Stored data:

■ ■ ■ ■

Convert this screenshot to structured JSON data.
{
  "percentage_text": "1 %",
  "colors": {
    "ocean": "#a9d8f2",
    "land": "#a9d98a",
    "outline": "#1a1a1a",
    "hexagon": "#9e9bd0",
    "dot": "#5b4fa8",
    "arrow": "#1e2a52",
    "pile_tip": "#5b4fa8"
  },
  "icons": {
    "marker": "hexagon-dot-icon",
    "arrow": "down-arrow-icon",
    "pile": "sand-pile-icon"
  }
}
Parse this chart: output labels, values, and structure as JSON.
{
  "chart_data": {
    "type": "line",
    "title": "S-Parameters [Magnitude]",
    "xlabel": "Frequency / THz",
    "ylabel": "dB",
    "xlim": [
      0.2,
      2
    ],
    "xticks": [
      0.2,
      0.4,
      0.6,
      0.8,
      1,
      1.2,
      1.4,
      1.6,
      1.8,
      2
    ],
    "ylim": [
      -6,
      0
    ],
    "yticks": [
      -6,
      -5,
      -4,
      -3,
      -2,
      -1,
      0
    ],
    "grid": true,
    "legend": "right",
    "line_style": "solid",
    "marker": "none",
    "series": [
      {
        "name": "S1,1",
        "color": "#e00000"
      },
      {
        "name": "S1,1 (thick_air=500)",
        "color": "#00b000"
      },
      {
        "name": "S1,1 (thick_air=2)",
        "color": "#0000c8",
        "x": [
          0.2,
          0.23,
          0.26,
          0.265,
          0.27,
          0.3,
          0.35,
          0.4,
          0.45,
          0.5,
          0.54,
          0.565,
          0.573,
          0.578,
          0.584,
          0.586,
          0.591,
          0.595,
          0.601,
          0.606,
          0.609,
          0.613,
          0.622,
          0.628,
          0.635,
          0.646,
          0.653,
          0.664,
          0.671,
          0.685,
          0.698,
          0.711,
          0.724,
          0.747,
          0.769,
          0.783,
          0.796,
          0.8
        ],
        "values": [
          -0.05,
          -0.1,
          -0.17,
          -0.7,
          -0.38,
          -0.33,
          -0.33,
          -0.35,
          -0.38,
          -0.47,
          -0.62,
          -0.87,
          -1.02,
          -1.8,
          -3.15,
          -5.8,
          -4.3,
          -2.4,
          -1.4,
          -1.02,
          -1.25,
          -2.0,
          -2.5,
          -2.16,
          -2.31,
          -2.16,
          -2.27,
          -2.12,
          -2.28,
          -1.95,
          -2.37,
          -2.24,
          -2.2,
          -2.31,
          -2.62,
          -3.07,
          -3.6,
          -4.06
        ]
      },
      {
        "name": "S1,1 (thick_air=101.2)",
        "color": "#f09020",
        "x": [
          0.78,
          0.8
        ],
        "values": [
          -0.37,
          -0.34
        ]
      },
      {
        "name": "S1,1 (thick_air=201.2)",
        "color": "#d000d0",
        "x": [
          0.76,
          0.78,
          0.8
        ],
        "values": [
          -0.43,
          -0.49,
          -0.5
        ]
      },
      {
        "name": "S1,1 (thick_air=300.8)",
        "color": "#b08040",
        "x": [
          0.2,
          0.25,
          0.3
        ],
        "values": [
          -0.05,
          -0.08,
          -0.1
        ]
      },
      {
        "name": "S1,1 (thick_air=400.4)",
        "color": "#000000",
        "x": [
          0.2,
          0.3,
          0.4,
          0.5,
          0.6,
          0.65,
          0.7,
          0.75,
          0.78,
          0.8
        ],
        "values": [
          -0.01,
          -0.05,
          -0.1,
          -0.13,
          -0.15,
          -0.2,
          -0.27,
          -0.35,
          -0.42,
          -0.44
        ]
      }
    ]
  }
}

■ ■ ■ ■

■ TASK OBJECTIVE:
Pull out each line of the listing that holds the string "marker".

■ RIGHT ANSWER:
    "marker": "hexagon-dot-icon",
    "marker": "none",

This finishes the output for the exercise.